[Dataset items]
___
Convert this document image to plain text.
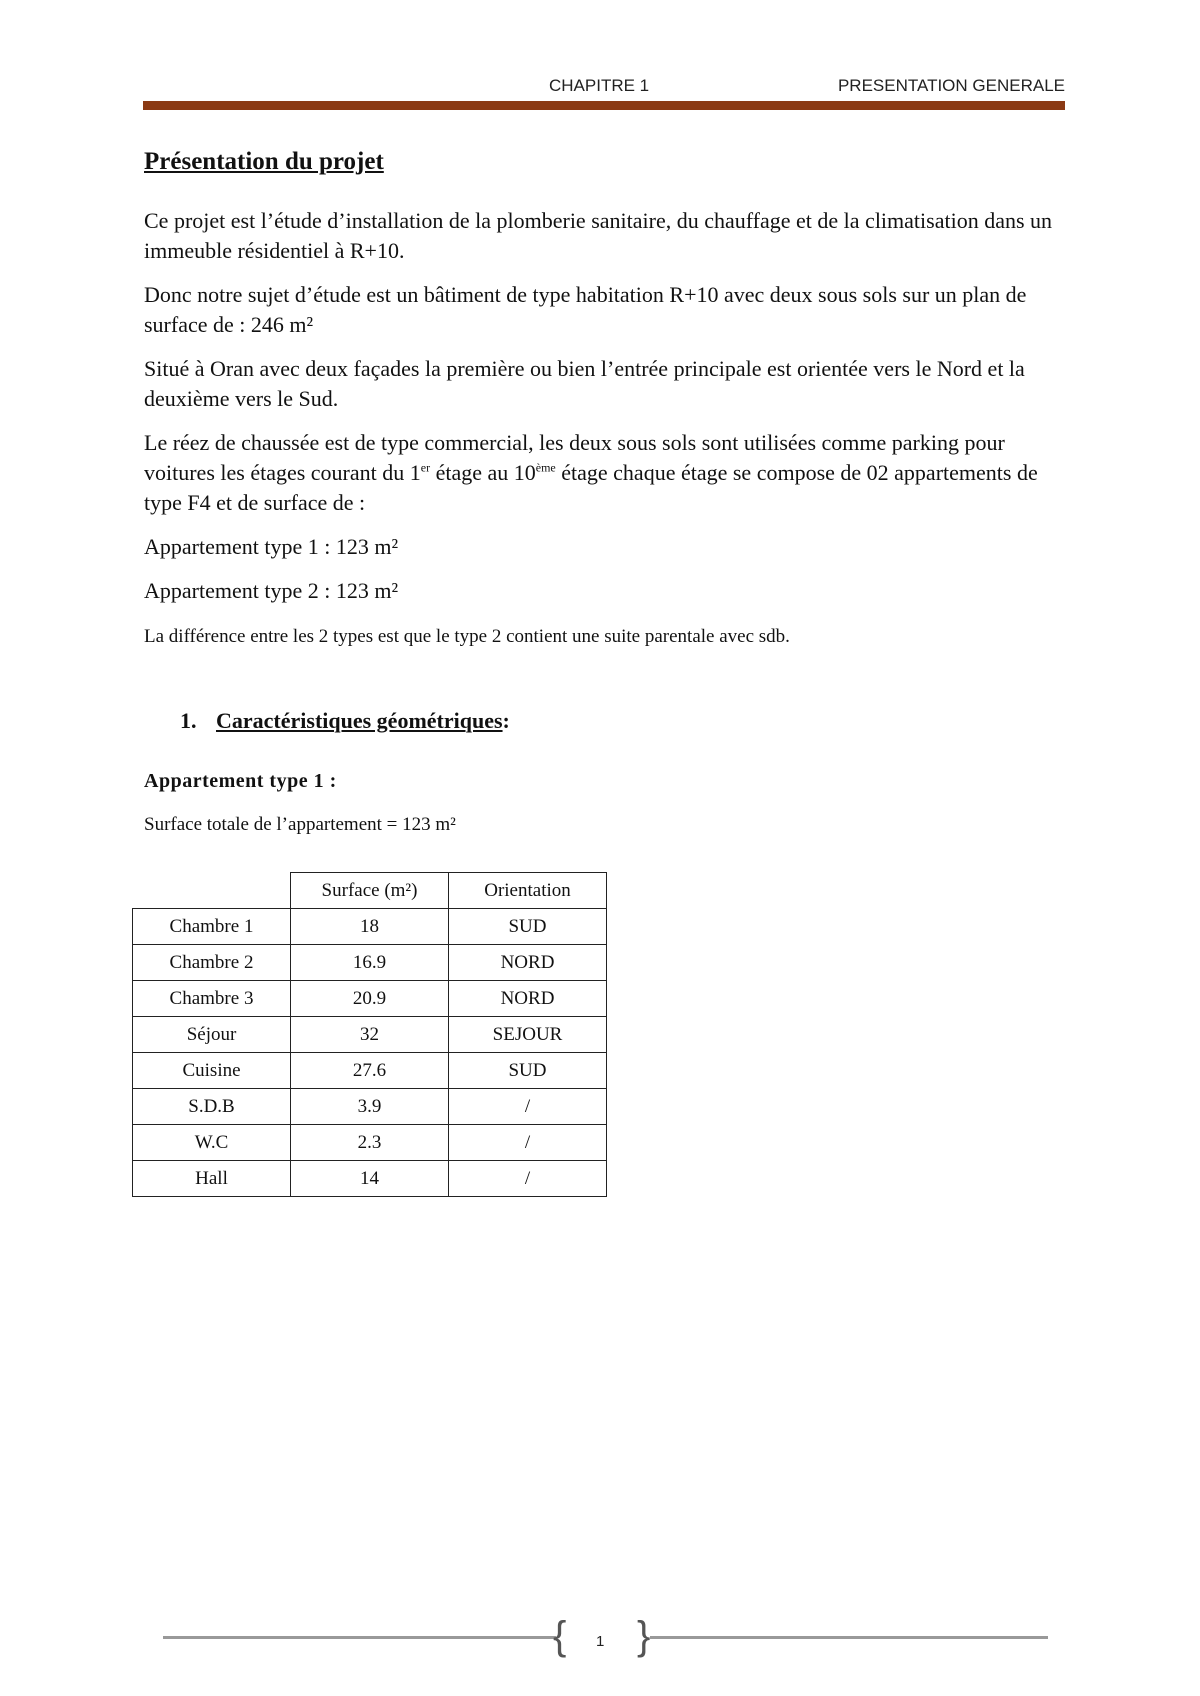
CHAPITRE 1	PRESENTATION GENERALE
Présentation du projet

Ce projet est l’étude d’installation de la plomberie sanitaire, du chauffage et de la climatisation dans un immeuble résidentiel à R+10.

Donc notre sujet d’étude est un bâtiment de type habitation R+10 avec deux sous sols sur un plan de surface de : 246 m²

Situé à Oran avec deux façades la première ou bien l’entrée principale est orientée vers le Nord et la deuxième vers le Sud.

Le réez de chaussée est de type commercial, les deux sous sols sont utilisées comme parking pour voitures les étages courant du 1er étage au 10ème étage chaque étage se compose de 02 appartements de type F4 et de surface de :

Appartement type 1 : 123 m²

Appartement type 2 : 123 m²

La différence entre les 2 types est que le type 2 contient une suite parentale avec sdb.

1. Caractéristiques géométriques:

Appartement type 1 :

Surface totale de l’appartement = 123 m²

	Surface (m²)	Orientation
Chambre 1	18	SUD
Chambre 2	16.9	NORD
Chambre 3	20.9	NORD
Séjour	32	SEJOUR
Cuisine	27.6	SUD
S.D.B	3.9	/
W.C	2.3	/
Hall	14	/
{ 1 }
___
* [Given exercise]
Exactly reproduce the entries above, minus the pictures.

* [Result]
Convert this document image to plain text.
CHAPITRE 1	PRESENTATION GENERALE
Présentation du projet

Ce projet est l’étude d’installation de la plomberie sanitaire, du chauffage et de la climatisation dans un immeuble résidentiel à R+10.

Donc notre sujet d’étude est un bâtiment de type habitation R+10 avec deux sous sols sur un plan de surface de : 246 m²

Situé à Oran avec deux façades la première ou bien l’entrée principale est orientée vers le Nord et la deuxième vers le Sud.

Le réez de chaussée est de type commercial, les deux sous sols sont utilisées comme parking pour voitures les étages courant du 1er étage au 10ème étage chaque étage se compose de 02 appartements de type F4 et de surface de :

Appartement type 1 : 123 m²

Appartement type 2 : 123 m²

La différence entre les 2 types est que le type 2 contient une suite parentale avec sdb.

1. Caractéristiques géométriques:

Appartement type 1 :

Surface totale de l’appartement = 123 m²

	Surface (m²)	Orientation
Chambre 1	18	SUD
Chambre 2	16.9	NORD
Chambre 3	20.9	NORD
Séjour	32	SEJOUR
Cuisine	27.6	SUD
S.D.B	3.9	/
W.C	2.3	/
Hall	14	/
{ 1 }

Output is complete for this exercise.